Rows from a dataset:
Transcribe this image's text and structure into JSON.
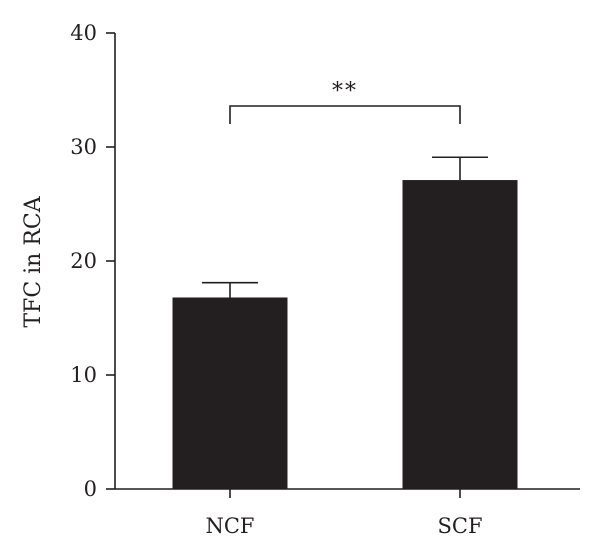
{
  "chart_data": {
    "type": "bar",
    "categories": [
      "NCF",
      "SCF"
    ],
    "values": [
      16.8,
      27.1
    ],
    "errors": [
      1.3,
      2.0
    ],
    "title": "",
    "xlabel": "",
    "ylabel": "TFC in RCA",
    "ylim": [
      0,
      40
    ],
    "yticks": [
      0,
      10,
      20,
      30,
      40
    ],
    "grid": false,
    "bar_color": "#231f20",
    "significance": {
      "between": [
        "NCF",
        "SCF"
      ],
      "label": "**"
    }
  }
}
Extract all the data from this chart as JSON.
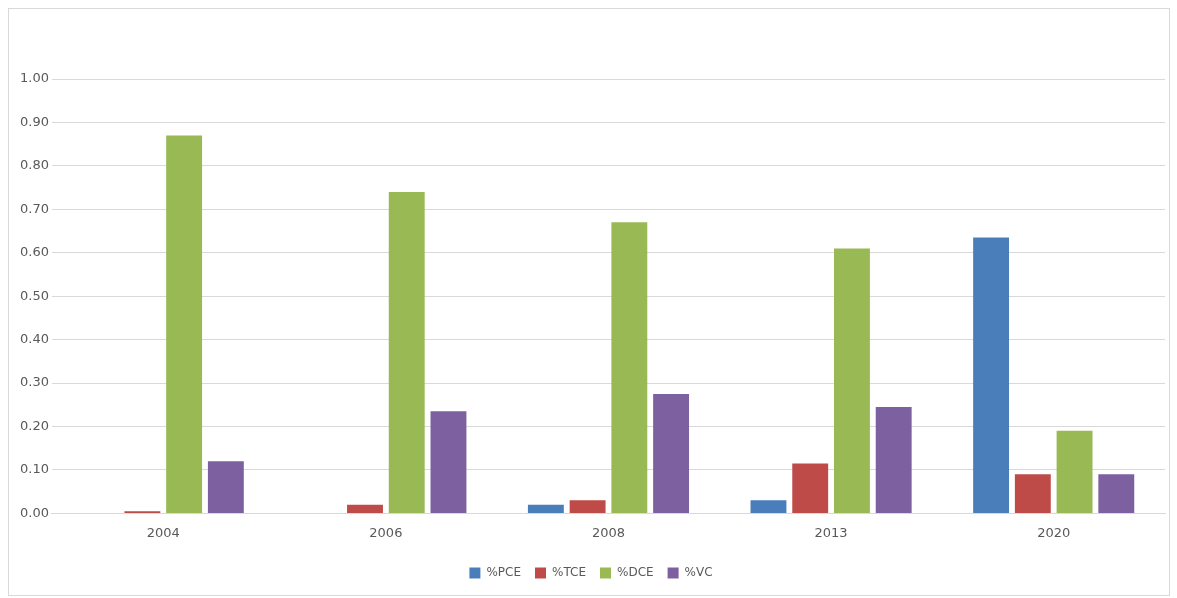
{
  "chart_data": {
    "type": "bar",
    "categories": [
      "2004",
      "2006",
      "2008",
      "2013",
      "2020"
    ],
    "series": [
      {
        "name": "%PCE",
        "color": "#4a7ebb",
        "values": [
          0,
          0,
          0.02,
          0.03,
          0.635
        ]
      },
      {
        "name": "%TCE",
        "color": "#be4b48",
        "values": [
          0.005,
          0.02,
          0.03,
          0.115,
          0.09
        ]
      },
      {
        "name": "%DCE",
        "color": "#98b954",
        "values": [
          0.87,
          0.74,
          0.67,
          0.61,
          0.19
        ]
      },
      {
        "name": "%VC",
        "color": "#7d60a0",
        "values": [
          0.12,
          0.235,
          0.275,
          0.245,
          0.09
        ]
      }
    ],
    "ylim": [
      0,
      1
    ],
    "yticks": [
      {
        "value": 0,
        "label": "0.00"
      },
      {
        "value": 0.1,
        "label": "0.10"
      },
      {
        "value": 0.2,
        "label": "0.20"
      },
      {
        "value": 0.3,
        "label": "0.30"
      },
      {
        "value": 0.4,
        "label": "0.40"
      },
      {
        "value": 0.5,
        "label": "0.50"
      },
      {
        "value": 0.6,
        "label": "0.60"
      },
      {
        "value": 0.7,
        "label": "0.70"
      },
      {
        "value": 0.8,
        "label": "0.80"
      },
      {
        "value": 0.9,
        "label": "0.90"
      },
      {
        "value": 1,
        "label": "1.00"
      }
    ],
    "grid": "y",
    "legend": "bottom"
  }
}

- _Exercise_
Retype the entries word for word. Omit any images.

- _Exercise response_
Transcribe this image's text and structure into JSON.
{
  "chart_data": {
    "type": "bar",
    "categories": [
      "NCF",
      "SCF"
    ],
    "values": [
      16.8,
      27.1
    ],
    "errors": [
      1.3,
      2.0
    ],
    "title": "",
    "xlabel": "",
    "ylabel": "TFC in RCA",
    "ylim": [
      0,
      40
    ],
    "yticks": [
      0,
      10,
      20,
      30,
      40
    ],
    "grid": false,
    "bar_color": "#231f20",
    "significance": {
      "between": [
        "NCF",
        "SCF"
      ],
      "label": "**"
    }
  }
}
Extract all the data from this chart as JSON.
{
  "chart_data": {
    "type": "bar",
    "categories": [
      "2004",
      "2006",
      "2008",
      "2013",
      "2020"
    ],
    "series": [
      {
        "name": "%PCE",
        "color": "#4a7ebb",
        "values": [
          0,
          0,
          0.02,
          0.03,
          0.635
        ]
      },
      {
        "name": "%TCE",
        "color": "#be4b48",
        "values": [
          0.005,
          0.02,
          0.03,
          0.115,
          0.09
        ]
      },
      {
        "name": "%DCE",
        "color": "#98b954",
        "values": [
          0.87,
          0.74,
          0.67,
          0.61,
          0.19
        ]
      },
      {
        "name": "%VC",
        "color": "#7d60a0",
        "values": [
          0.12,
          0.235,
          0.275,
          0.245,
          0.09
        ]
      }
    ],
    "ylim": [
      0,
      1
    ],
    "yticks": [
      {
        "value": 0,
        "label": "0.00"
      },
      {
        "value": 0.1,
        "label": "0.10"
      },
      {
        "value": 0.2,
        "label": "0.20"
      },
      {
        "value": 0.3,
        "label": "0.30"
      },
      {
        "value": 0.4,
        "label": "0.40"
      },
      {
        "value": 0.5,
        "label": "0.50"
      },
      {
        "value": 0.6,
        "label": "0.60"
      },
      {
        "value": 0.7,
        "label": "0.70"
      },
      {
        "value": 0.8,
        "label": "0.80"
      },
      {
        "value": 0.9,
        "label": "0.90"
      },
      {
        "value": 1,
        "label": "1.00"
      }
    ],
    "grid": "y",
    "legend": "bottom"
  }
}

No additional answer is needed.